# start of Supplied material

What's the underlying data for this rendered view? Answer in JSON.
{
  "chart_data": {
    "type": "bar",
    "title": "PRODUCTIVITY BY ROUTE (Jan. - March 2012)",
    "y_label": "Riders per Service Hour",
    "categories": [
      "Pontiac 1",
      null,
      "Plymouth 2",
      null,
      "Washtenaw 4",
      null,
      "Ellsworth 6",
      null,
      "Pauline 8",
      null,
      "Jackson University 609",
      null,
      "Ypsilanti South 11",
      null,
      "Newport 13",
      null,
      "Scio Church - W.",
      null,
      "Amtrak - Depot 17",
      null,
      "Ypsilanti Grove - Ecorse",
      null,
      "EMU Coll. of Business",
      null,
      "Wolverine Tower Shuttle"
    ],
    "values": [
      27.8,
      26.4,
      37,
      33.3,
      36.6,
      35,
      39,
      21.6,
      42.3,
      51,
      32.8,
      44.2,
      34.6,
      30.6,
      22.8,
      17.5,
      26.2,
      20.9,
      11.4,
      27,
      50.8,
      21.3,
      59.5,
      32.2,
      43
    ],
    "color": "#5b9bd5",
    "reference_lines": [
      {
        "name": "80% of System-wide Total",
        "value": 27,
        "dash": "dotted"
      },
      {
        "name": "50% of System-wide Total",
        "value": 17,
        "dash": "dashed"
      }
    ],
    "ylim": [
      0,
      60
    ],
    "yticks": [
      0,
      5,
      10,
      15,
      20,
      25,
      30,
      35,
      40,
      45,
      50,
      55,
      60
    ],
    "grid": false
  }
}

# end of Supplied material

--- Exercise requirements ---
Quote the listing in full, please, keeping every line exact.

--- Final result ---
What's the underlying data for this rendered view? Answer in JSON.
{
  "chart_data": {
    "type": "bar",
    "title": "PRODUCTIVITY BY ROUTE (Jan. - March 2012)",
    "y_label": "Riders per Service Hour",
    "categories": [
      "Pontiac 1",
      null,
      "Plymouth 2",
      null,
      "Washtenaw 4",
      null,
      "Ellsworth 6",
      null,
      "Pauline 8",
      null,
      "Jackson University 609",
      null,
      "Ypsilanti South 11",
      null,
      "Newport 13",
      null,
      "Scio Church - W.",
      null,
      "Amtrak - Depot 17",
      null,
      "Ypsilanti Grove - Ecorse",
      null,
      "EMU Coll. of Business",
      null,
      "Wolverine Tower Shuttle"
    ],
    "values": [
      27.8,
      26.4,
      37,
      33.3,
      36.6,
      35,
      39,
      21.6,
      42.3,
      51,
      32.8,
      44.2,
      34.6,
      30.6,
      22.8,
      17.5,
      26.2,
      20.9,
      11.4,
      27,
      50.8,
      21.3,
      59.5,
      32.2,
      43
    ],
    "color": "#5b9bd5",
    "reference_lines": [
      {
        "name": "80% of System-wide Total",
        "value": 27,
        "dash": "dotted"
      },
      {
        "name": "50% of System-wide Total",
        "value": 17,
        "dash": "dashed"
      }
    ],
    "ylim": [
      0,
      60
    ],
    "yticks": [
      0,
      5,
      10,
      15,
      20,
      25,
      30,
      35,
      40,
      45,
      50,
      55,
      60
    ],
    "grid": false
  }
}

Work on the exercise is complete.